Figure data in JSON:
# # # # # # #

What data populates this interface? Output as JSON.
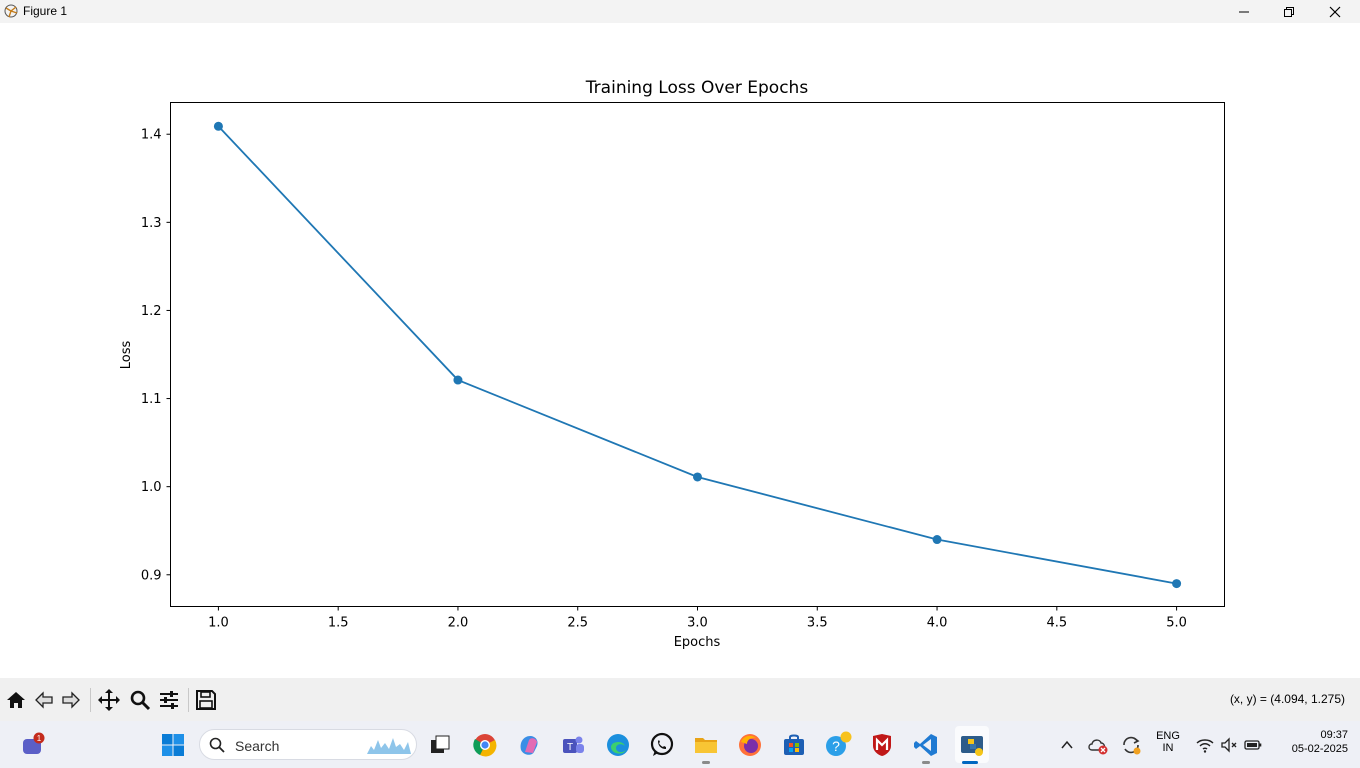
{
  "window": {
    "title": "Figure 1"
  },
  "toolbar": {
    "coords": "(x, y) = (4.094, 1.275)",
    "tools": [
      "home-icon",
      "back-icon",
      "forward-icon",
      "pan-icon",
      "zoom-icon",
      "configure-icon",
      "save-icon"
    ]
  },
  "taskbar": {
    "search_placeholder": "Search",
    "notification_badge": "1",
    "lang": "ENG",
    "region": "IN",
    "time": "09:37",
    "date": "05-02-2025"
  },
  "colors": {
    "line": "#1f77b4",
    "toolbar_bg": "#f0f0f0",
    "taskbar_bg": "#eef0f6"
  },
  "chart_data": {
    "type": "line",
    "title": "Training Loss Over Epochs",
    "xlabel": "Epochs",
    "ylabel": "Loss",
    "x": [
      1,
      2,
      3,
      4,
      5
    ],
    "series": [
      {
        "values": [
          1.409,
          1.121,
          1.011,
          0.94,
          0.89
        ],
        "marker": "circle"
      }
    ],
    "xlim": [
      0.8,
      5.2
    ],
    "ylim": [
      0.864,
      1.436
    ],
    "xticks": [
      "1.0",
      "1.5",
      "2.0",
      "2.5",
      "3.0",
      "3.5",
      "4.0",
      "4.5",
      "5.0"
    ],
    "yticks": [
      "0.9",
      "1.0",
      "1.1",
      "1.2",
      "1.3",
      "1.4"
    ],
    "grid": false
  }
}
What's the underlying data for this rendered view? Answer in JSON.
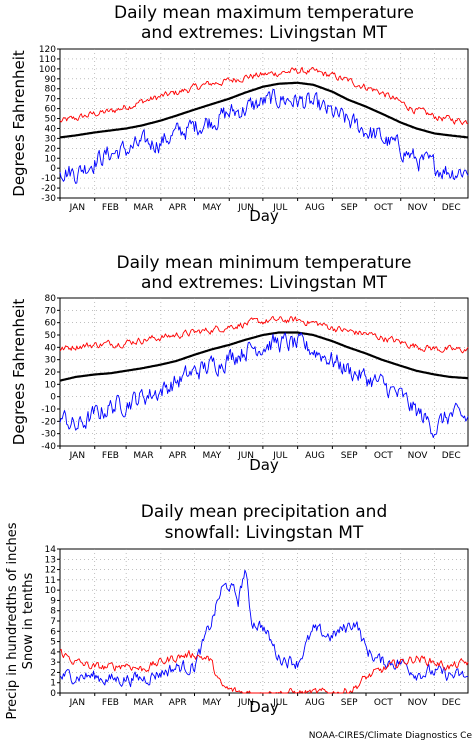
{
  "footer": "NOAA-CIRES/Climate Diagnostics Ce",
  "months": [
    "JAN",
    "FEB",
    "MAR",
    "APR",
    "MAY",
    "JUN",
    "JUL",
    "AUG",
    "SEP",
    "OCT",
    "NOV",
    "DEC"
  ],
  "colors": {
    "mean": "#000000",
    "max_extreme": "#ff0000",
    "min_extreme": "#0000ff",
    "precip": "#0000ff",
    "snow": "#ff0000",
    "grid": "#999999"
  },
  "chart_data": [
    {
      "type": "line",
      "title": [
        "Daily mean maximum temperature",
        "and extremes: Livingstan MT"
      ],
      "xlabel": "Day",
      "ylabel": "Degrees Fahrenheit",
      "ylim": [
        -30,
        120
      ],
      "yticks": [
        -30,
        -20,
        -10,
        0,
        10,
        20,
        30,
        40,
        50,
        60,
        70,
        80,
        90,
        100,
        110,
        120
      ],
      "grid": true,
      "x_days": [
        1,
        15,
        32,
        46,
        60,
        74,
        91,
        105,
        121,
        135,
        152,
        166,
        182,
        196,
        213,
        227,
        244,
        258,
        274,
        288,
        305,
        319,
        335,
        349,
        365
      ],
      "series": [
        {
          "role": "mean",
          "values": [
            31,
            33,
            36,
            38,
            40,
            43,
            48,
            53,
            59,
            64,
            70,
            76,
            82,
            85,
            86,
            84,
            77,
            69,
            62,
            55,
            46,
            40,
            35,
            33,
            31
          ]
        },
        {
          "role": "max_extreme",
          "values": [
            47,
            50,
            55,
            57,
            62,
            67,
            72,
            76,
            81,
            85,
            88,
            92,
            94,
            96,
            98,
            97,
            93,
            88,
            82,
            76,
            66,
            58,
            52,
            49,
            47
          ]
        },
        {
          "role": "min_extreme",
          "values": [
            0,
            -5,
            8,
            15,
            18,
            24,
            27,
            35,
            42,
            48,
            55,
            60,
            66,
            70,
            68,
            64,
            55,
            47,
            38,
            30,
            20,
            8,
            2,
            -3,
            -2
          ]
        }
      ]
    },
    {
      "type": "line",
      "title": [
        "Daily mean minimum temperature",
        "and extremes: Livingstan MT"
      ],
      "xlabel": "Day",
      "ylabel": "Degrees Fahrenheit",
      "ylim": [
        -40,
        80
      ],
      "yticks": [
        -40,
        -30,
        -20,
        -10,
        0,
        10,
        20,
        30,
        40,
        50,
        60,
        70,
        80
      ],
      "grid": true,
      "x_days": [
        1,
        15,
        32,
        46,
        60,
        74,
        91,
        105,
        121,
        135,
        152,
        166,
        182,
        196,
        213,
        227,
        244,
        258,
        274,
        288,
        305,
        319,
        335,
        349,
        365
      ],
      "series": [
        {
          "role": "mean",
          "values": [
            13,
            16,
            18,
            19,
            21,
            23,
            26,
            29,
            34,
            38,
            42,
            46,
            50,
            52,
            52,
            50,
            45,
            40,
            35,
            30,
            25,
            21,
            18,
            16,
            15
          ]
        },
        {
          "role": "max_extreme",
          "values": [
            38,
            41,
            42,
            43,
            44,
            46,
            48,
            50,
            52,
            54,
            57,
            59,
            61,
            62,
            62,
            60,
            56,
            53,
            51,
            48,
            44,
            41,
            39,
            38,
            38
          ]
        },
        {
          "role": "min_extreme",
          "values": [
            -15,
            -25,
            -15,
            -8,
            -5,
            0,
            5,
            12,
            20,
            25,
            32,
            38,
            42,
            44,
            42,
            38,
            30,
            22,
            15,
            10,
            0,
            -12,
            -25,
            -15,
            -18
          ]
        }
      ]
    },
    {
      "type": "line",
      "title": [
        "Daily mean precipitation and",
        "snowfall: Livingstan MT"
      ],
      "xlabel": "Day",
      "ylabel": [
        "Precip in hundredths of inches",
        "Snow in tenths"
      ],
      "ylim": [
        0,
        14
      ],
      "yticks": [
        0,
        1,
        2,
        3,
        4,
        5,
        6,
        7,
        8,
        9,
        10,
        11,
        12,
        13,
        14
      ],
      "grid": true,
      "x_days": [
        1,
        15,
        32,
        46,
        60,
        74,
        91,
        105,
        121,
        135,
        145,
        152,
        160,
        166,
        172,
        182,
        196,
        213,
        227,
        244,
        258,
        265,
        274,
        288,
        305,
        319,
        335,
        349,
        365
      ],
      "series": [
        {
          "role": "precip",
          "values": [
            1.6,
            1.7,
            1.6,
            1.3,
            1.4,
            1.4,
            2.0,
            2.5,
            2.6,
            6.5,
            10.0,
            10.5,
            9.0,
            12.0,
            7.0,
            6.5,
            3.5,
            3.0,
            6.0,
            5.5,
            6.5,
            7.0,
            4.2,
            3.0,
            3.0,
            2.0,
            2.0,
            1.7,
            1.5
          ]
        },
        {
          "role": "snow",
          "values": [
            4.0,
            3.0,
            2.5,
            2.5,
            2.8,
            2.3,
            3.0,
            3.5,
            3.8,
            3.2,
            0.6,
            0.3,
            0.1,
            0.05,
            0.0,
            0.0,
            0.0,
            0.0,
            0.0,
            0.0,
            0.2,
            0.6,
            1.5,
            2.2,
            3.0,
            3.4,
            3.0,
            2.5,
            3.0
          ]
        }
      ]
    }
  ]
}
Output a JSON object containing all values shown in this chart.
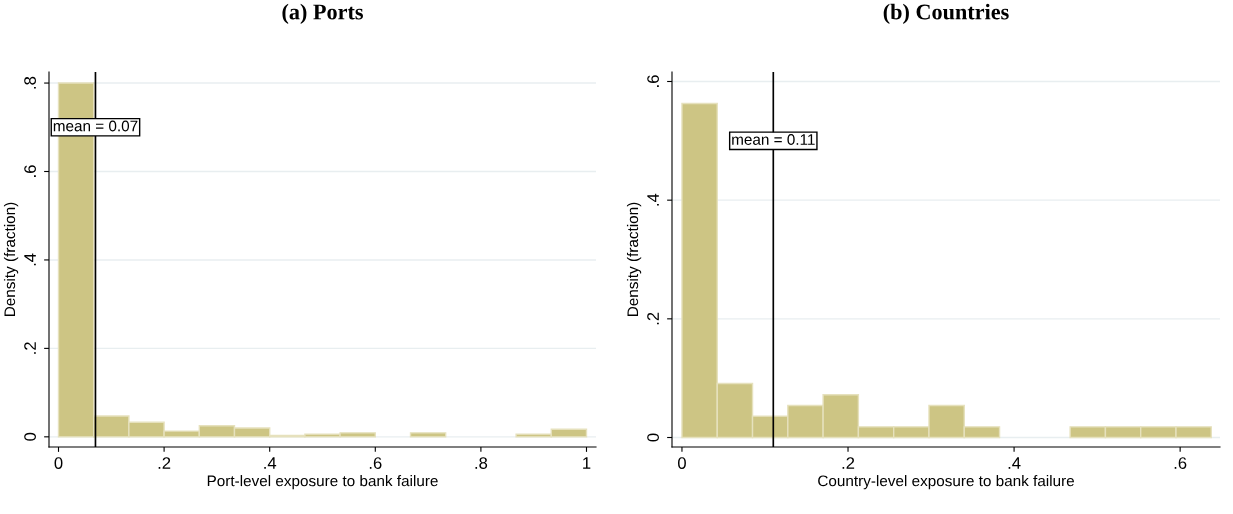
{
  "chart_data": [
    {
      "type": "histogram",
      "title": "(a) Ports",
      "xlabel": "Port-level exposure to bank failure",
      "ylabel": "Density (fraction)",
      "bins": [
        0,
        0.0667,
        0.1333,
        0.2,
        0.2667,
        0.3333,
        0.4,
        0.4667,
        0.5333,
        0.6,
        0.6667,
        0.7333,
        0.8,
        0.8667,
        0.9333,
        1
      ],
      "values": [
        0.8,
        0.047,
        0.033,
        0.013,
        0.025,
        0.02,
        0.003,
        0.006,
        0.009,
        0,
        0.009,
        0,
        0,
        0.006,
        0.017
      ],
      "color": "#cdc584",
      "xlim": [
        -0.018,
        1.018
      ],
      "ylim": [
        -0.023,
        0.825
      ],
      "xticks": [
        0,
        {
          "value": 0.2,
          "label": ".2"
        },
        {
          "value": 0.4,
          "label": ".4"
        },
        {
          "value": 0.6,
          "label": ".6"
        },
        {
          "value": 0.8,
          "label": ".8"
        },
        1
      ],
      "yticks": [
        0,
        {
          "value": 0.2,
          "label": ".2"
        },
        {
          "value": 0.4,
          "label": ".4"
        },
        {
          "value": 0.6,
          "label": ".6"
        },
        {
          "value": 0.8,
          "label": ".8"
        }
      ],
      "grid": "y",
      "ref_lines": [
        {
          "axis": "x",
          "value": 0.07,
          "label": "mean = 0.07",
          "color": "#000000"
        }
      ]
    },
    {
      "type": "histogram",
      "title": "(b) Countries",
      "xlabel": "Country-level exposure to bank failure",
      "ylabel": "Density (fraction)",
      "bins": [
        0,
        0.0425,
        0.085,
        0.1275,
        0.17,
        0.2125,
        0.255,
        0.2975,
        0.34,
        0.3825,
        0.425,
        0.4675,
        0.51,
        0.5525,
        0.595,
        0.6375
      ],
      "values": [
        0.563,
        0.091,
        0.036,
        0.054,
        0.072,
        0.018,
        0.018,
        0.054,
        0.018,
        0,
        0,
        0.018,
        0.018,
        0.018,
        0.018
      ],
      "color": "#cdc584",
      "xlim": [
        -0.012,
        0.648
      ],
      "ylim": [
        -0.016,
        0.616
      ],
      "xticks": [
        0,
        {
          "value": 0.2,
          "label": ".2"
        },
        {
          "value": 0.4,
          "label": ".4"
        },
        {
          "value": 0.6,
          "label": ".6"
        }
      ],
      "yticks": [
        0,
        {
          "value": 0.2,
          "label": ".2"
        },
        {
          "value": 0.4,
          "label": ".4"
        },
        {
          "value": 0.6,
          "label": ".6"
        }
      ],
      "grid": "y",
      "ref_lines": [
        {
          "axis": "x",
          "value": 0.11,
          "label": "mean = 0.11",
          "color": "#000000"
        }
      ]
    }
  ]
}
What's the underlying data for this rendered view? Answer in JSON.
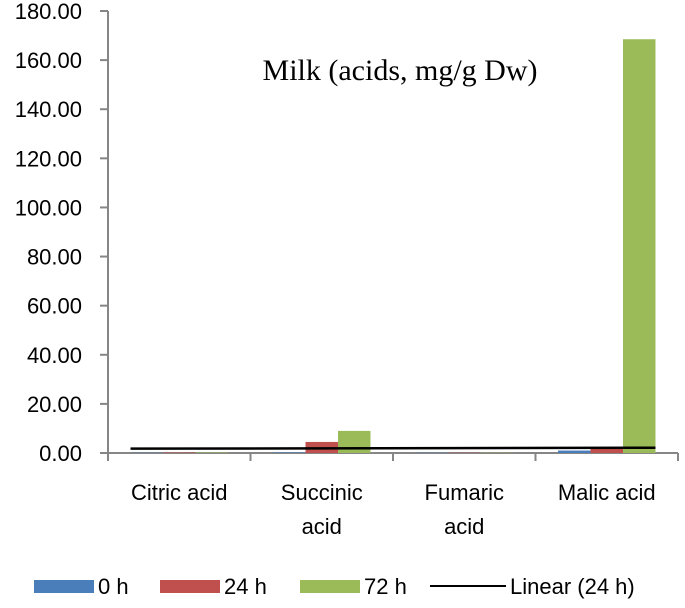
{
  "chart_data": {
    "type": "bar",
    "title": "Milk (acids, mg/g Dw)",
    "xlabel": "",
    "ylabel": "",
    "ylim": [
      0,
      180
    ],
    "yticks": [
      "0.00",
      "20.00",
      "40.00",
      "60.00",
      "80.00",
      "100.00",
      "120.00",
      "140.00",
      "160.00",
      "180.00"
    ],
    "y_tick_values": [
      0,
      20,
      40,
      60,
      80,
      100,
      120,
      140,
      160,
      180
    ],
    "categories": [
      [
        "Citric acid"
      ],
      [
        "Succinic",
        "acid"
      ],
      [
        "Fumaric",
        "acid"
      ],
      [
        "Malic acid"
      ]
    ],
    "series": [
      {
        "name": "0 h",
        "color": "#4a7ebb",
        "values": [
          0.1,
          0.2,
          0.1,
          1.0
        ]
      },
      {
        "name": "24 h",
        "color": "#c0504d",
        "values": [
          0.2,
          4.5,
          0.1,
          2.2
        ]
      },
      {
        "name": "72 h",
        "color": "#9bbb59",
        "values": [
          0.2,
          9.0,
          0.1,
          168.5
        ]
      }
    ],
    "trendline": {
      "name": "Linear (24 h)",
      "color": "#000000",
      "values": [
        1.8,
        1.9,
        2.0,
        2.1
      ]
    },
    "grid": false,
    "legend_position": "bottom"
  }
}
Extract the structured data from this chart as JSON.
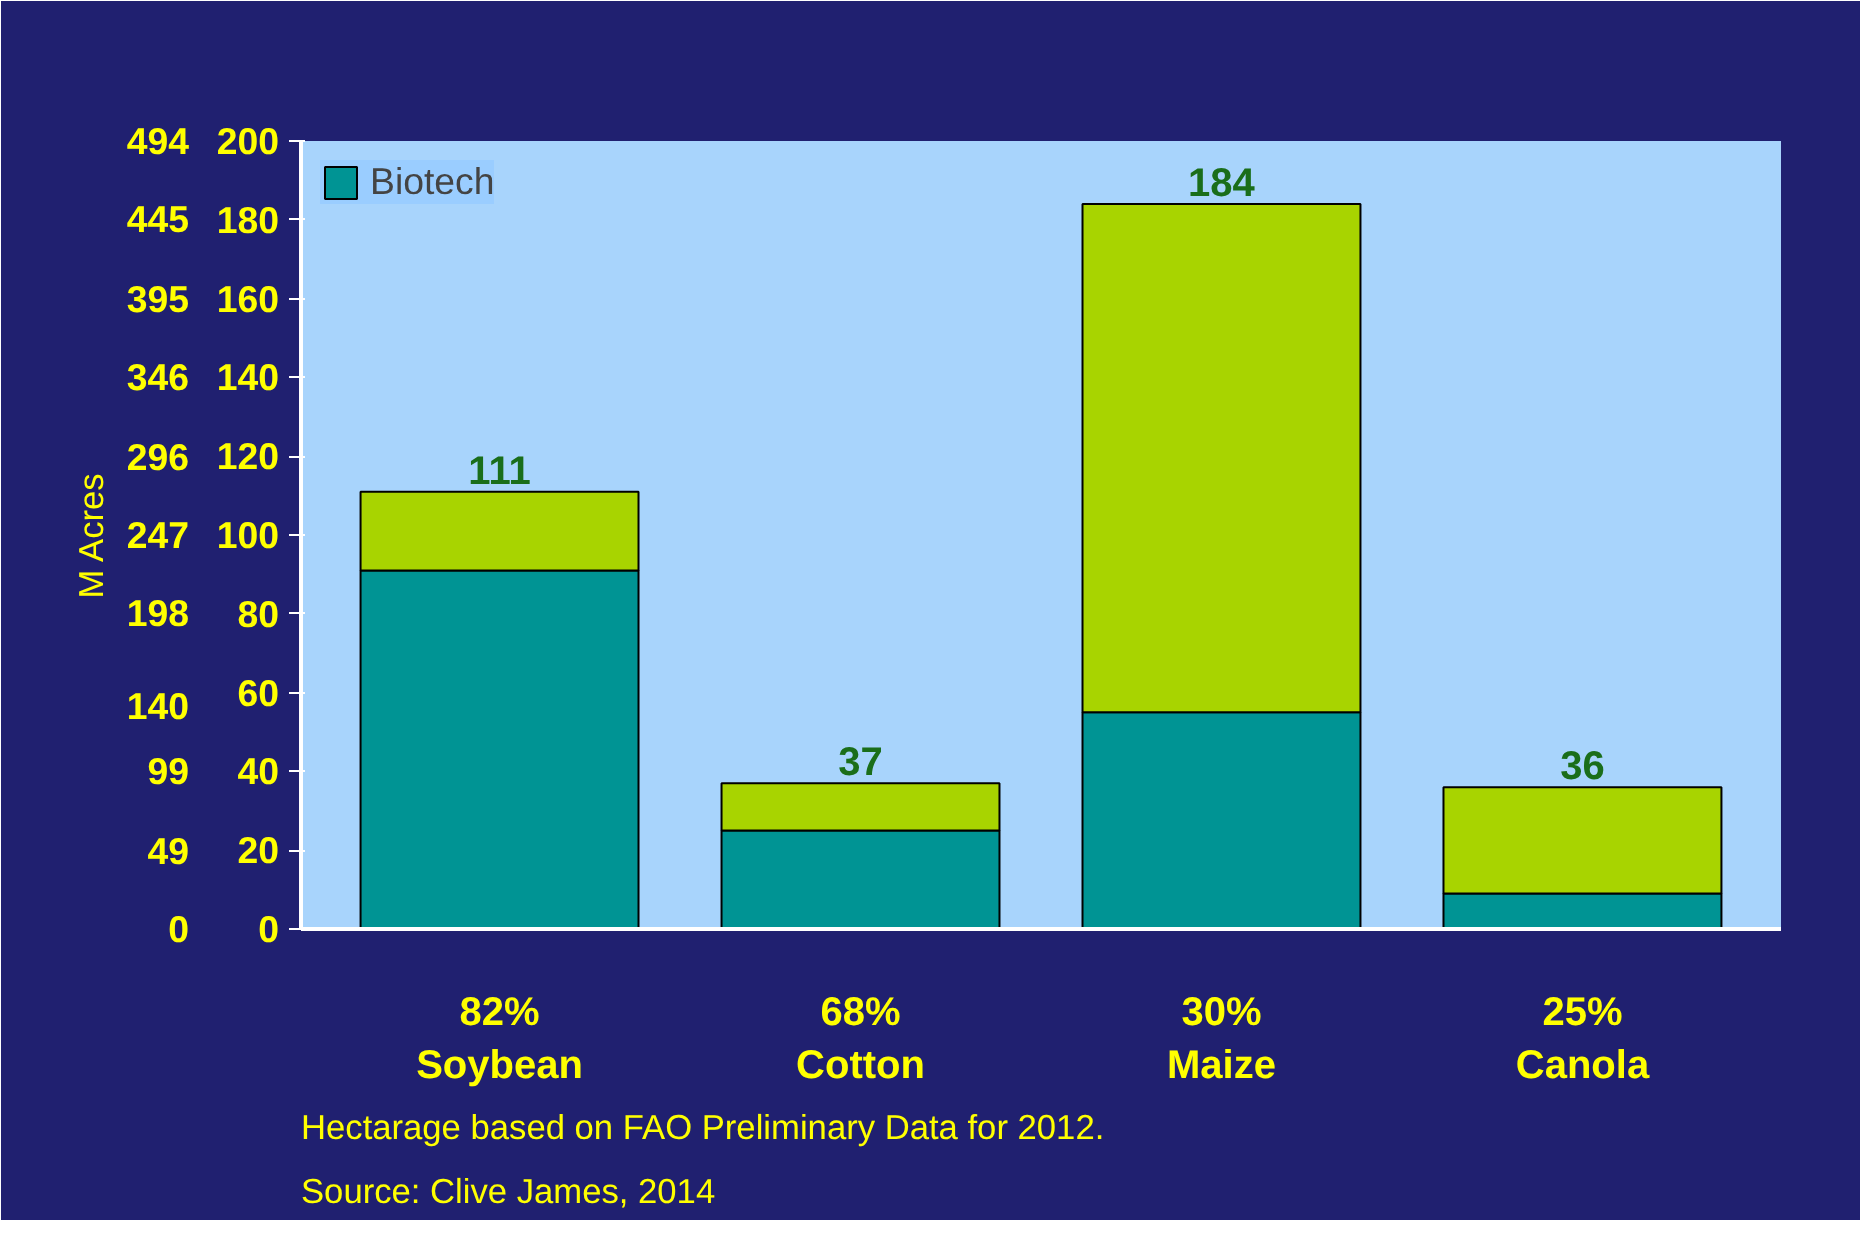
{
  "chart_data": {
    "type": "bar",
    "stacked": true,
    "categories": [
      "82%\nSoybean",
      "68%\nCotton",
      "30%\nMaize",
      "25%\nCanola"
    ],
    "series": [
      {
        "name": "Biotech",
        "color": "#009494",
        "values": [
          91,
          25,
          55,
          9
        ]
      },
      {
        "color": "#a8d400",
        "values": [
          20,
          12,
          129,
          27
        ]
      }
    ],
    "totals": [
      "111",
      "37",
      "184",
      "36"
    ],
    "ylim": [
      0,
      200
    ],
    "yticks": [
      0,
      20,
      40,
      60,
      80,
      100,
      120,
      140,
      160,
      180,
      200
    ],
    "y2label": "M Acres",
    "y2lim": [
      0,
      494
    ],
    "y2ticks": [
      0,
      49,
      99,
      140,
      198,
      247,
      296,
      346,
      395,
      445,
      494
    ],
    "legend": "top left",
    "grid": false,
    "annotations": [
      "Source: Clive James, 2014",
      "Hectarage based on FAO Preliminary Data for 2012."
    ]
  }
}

# # # # # # #

Your instructions
Select all lines in the listing that include the word "bank".

Response to this exercise
      "xlabel": "Port-level exposure to bank failure",
      "xlabel": "Country-level exposure to bank failure",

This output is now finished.